▶ AIM OF THE EXERCISE: Your task is to repeat the entries underneath exactly, minus the pictures.

▶ DATASET CONTENT:

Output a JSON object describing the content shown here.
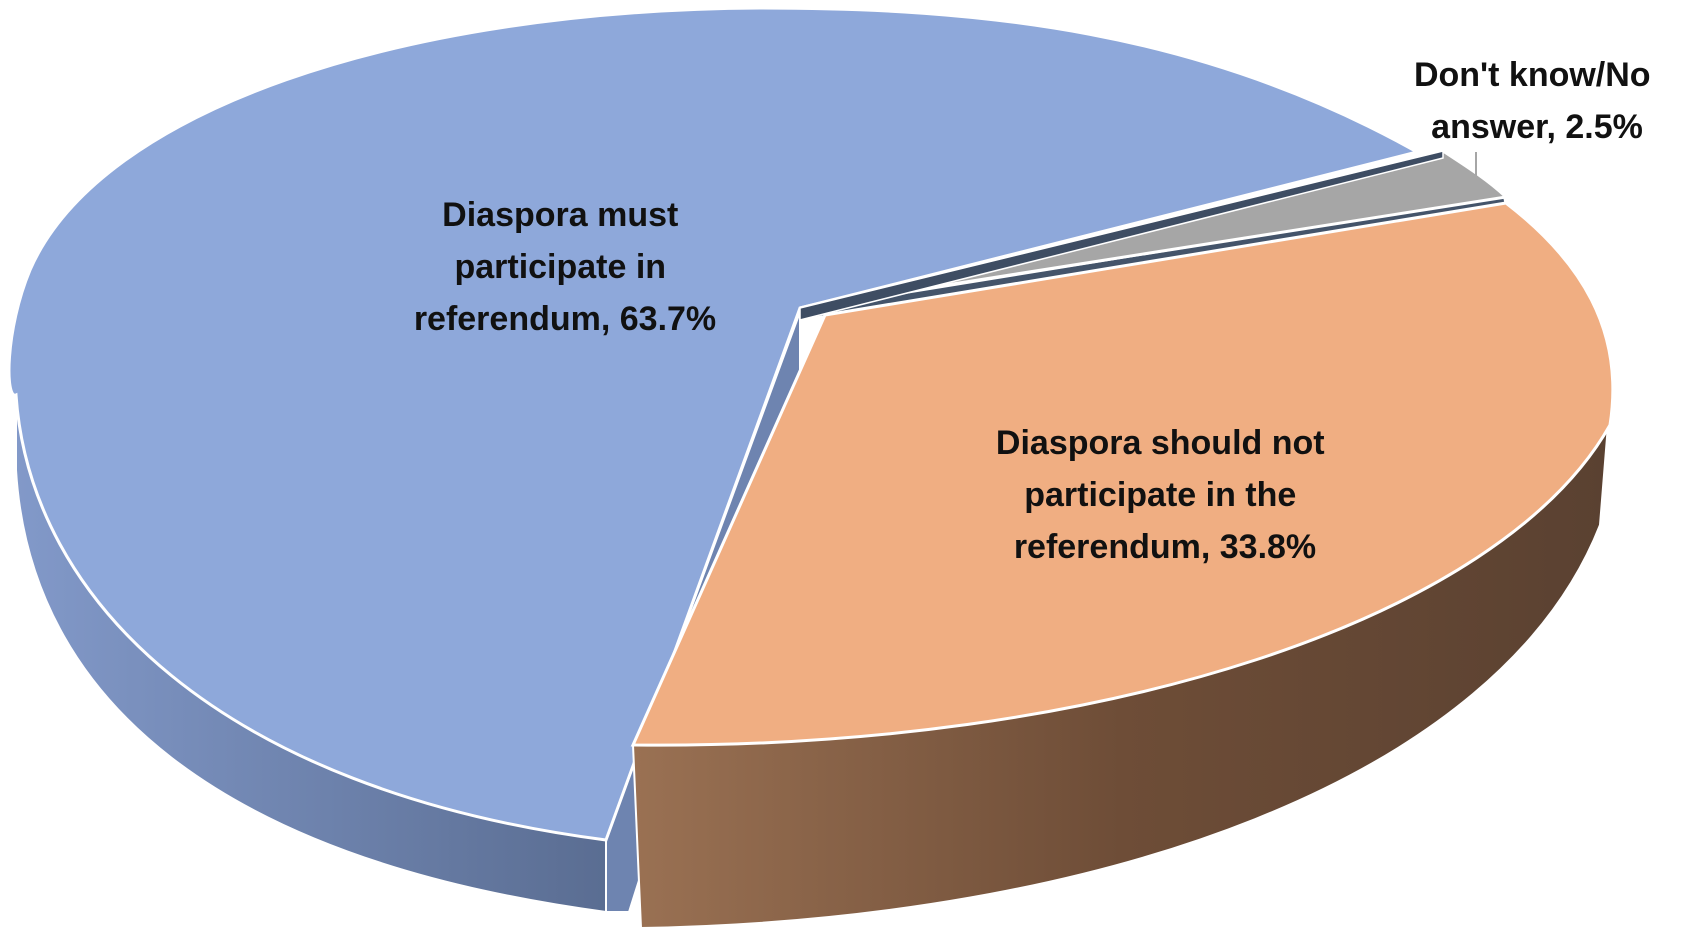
{
  "chart_data": {
    "type": "pie",
    "style": "3d-exploded",
    "title": "",
    "slices": [
      {
        "name": "Diaspora must participate in referendum",
        "value": 63.7,
        "label_lines": [
          "Diaspora must",
          "participate in",
          "referendum, 63.7%"
        ],
        "color": "#8EA8DA",
        "side_color": "#6F84AE"
      },
      {
        "name": "Don't know/No answer",
        "value": 2.5,
        "label_lines": [
          "Don't know/No",
          "answer, 2.5%"
        ],
        "color": "#A6A6A6",
        "side_color": "#7F7F7F"
      },
      {
        "name": "Diaspora should not participate in the referendum",
        "value": 33.8,
        "label_lines": [
          "Diaspora should not",
          "participate in the",
          "referendum, 33.8%"
        ],
        "color": "#F0AE82",
        "side_color": "#6E4A34"
      }
    ]
  }
}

▶ PROBLEM SOLUTION:
Output a JSON object describing the content shown here.
{
  "chart_data": {
    "type": "pie",
    "style": "3d-exploded",
    "title": "",
    "slices": [
      {
        "name": "Diaspora must participate in referendum",
        "value": 63.7,
        "label_lines": [
          "Diaspora must",
          "participate in",
          "referendum, 63.7%"
        ],
        "color": "#8EA8DA",
        "side_color": "#6F84AE"
      },
      {
        "name": "Don't know/No answer",
        "value": 2.5,
        "label_lines": [
          "Don't know/No",
          "answer, 2.5%"
        ],
        "color": "#A6A6A6",
        "side_color": "#7F7F7F"
      },
      {
        "name": "Diaspora should not participate in the referendum",
        "value": 33.8,
        "label_lines": [
          "Diaspora should not",
          "participate in the",
          "referendum, 33.8%"
        ],
        "color": "#F0AE82",
        "side_color": "#6E4A34"
      }
    ]
  }
}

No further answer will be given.